Task requirements:
Render this sentence from the minisymposium abstract in French: "This minisymposium explores recent developments in stochastic and numerical modeling of polycrystalline materials, with a focus on understanding and predicting microstructure-driven mechanical behavior."

Source passage:
Minisymposia
Modeling and simulation of polycrystalline materials
Organizer: Matthias Neumann
Abstract: Polycrystalline materials, including e.g. metals, ceramics, and semiconductors, exhibit complex microstructures characterized by grains, grain boundaries, and crystallographic orientations that critically influence their macroscopic behavior. Understanding and predicting the evolution and properties of these materials require an integrated approach combining advanced modeling, simulation, and quantitative microstructural analysis. This minisymposium explores recent developments in stochastic and numerical modeling of polycrystalline materials, with a focus on understanding and predicting microstructure-driven mechanical behavior. Contributions span a range of multiscale approaches that combine physical modeling, image-based analysis, and data-driven techniques to capture the complexity of polycrystalline systems.

Data supplied:
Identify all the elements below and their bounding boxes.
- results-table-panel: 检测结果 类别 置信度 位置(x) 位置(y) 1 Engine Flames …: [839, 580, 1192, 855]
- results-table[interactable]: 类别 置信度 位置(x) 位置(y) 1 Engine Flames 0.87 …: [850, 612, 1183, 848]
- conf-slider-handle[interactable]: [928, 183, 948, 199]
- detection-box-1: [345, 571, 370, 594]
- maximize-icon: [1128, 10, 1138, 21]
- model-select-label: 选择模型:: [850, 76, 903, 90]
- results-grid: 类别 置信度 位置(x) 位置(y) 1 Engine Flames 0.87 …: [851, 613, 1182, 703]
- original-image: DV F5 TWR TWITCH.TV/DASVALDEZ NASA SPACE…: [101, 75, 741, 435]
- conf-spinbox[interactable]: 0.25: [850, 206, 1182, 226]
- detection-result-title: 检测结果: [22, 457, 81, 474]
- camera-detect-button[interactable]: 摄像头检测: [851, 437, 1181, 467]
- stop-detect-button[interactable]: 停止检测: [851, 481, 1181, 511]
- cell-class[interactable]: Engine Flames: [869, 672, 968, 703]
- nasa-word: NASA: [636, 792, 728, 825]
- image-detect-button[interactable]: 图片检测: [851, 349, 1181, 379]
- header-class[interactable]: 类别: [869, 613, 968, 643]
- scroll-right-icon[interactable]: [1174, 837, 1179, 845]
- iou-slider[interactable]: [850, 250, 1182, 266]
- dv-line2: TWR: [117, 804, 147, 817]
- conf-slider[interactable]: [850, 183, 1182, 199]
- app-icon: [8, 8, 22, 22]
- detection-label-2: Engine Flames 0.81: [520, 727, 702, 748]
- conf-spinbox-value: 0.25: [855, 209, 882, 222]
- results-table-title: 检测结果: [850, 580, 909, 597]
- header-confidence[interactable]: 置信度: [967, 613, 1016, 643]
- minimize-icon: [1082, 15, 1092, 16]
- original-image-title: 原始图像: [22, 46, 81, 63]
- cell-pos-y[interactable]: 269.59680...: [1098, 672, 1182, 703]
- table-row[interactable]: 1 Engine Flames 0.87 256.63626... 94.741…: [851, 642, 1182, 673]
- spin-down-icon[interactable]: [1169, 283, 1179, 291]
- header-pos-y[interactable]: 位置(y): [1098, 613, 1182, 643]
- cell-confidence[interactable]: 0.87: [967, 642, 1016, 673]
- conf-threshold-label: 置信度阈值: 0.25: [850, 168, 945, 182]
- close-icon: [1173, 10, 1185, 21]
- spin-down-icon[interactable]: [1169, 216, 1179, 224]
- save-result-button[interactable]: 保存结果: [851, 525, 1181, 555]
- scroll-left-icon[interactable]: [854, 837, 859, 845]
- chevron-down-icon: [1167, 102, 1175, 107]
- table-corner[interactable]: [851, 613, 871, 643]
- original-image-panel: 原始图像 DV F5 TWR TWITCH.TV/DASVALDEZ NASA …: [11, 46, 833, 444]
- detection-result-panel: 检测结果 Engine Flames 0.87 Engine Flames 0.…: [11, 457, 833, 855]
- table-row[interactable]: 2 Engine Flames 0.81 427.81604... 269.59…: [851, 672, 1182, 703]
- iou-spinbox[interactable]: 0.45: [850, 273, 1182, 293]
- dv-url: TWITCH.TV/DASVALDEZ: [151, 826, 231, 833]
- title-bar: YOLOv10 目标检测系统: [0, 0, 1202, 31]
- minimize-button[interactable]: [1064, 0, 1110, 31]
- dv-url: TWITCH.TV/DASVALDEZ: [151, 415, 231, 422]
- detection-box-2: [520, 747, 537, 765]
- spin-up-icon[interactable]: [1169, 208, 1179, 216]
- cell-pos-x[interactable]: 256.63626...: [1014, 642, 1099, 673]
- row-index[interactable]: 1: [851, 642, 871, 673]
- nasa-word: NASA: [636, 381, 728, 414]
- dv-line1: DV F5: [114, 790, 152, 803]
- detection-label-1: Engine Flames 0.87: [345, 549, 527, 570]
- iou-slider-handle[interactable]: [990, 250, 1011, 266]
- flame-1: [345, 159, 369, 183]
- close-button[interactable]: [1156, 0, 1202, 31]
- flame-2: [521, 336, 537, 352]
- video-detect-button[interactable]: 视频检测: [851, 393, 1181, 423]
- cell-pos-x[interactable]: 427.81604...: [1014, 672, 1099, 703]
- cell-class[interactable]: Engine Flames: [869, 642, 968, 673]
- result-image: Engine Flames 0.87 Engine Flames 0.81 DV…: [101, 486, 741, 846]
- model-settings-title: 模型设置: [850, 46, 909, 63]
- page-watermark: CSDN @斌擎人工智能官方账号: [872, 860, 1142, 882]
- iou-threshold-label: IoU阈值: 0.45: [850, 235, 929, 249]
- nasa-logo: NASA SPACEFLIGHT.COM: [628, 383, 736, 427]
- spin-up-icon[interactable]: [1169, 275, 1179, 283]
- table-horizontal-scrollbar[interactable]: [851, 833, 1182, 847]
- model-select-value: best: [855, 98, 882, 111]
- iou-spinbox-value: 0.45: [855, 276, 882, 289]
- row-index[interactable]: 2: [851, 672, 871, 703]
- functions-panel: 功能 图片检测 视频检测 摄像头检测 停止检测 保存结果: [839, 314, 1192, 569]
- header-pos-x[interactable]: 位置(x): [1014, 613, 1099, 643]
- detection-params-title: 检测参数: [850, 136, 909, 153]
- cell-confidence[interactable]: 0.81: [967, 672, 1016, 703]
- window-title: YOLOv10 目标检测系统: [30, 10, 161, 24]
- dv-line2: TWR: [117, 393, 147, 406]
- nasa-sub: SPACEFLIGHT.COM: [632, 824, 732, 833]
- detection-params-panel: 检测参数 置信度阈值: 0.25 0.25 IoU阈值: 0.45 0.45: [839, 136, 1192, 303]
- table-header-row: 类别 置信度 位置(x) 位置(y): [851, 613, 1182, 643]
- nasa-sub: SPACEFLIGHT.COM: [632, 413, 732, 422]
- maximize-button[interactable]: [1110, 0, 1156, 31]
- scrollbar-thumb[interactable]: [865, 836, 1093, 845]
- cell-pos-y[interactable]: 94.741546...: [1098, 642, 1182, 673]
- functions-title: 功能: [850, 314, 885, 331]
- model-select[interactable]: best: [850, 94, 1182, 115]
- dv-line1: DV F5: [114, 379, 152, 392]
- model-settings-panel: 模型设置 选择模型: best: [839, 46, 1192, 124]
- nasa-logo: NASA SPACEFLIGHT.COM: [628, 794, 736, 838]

Task result:
Ce minisymposium explore les développements récents de la modélisation stochastique et numérique des matériaux polycristallins, en mettant l'accent sur la compréhension et la prédiction du comportement mécanique induit par la microstructure.